§ WRITTEN PROBLEM
Reproduce every record exactly as it appears, but not the pictures.

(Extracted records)
──────
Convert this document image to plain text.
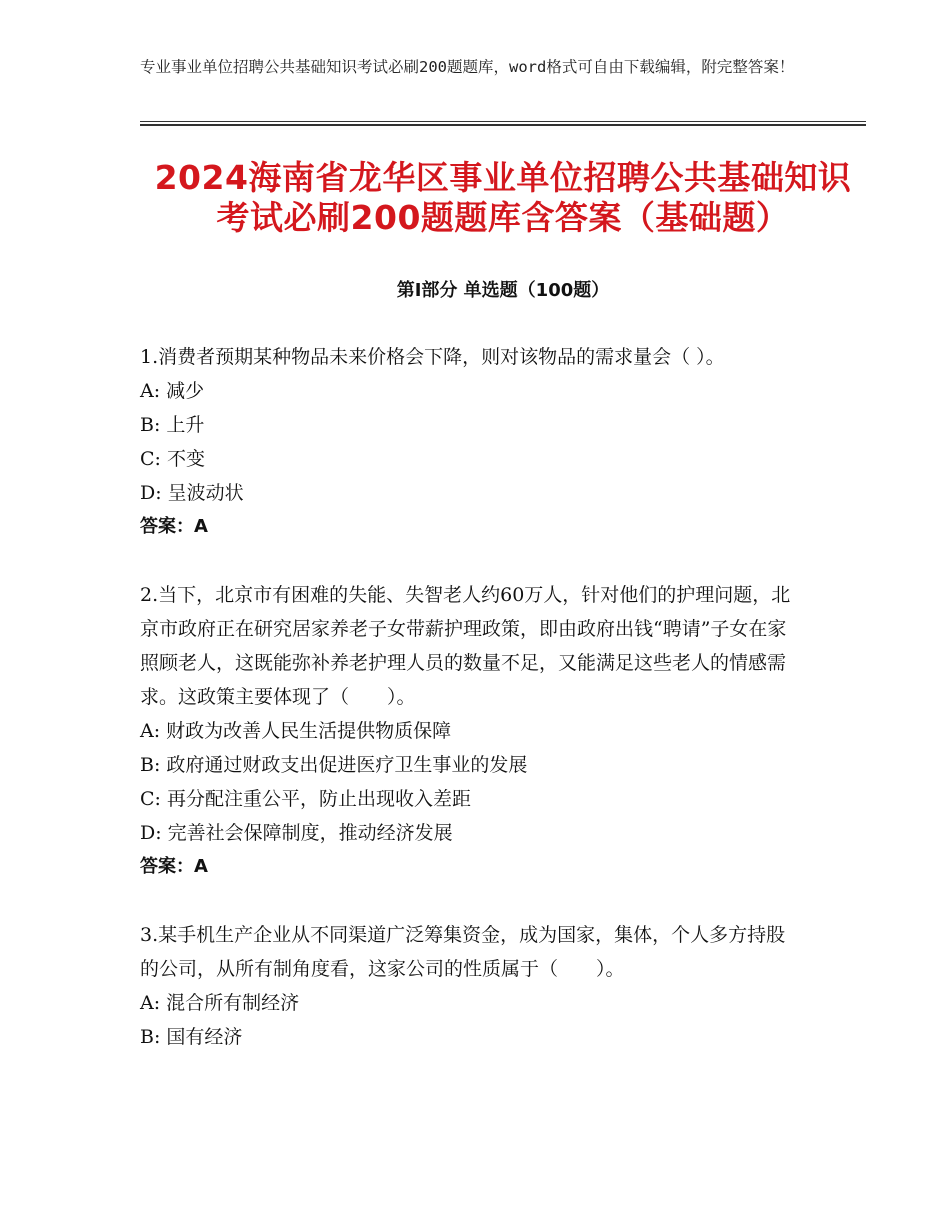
专业事业单位招聘公共基础知识考试必刷200题题库，word格式可自由下载编辑，附完整答案！
2024海南省龙华区事业单位招聘公共基础知识考试必刷200题题库含答案（基础题）
第Ⅰ部分 单选题（100题）

1.消费者预期某种物品未来价格会下降，则对该物品的需求量会（ ）。

A: 减少

B: 上升

C: 不变

D: 呈波动状

答案：A

2.当下，北京市有困难的失能、失智老人约60万人，针对他们的护理问题，北京市政府正在研究居家养老子女带薪护理政策，即由政府出钱“聘请”子女在家照顾老人，这既能弥补养老护理人员的数量不足，又能满足这些老人的情感需求。这政策主要体现了（　　）。

A: 财政为改善人民生活提供物质保障

B: 政府通过财政支出促进医疗卫生事业的发展

C: 再分配注重公平，防止出现收入差距

D: 完善社会保障制度，推动经济发展

答案：A

3.某手机生产企业从不同渠道广泛筹集资金，成为国家，集体，个人多方持股的公司，从所有制角度看，这家公司的性质属于（　　）。

A: 混合所有制经济

B: 国有经济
──────
§ ANSWER TO THIS EXERCISE
Convert this document image to plain text.
专业事业单位招聘公共基础知识考试必刷200题题库，word格式可自由下载编辑，附完整答案！
2024海南省龙华区事业单位招聘公共基础知识考试必刷200题题库含答案（基础题）
第Ⅰ部分 单选题（100题）

1.消费者预期某种物品未来价格会下降，则对该物品的需求量会（ ）。

A: 减少

B: 上升

C: 不变

D: 呈波动状

答案：A

2.当下，北京市有困难的失能、失智老人约60万人，针对他们的护理问题，北京市政府正在研究居家养老子女带薪护理政策，即由政府出钱“聘请”子女在家照顾老人，这既能弥补养老护理人员的数量不足，又能满足这些老人的情感需求。这政策主要体现了（　　）。

A: 财政为改善人民生活提供物质保障

B: 政府通过财政支出促进医疗卫生事业的发展

C: 再分配注重公平，防止出现收入差距

D: 完善社会保障制度，推动经济发展

答案：A

3.某手机生产企业从不同渠道广泛筹集资金，成为国家，集体，个人多方持股的公司，从所有制角度看，这家公司的性质属于（　　）。

A: 混合所有制经济

B: 国有经济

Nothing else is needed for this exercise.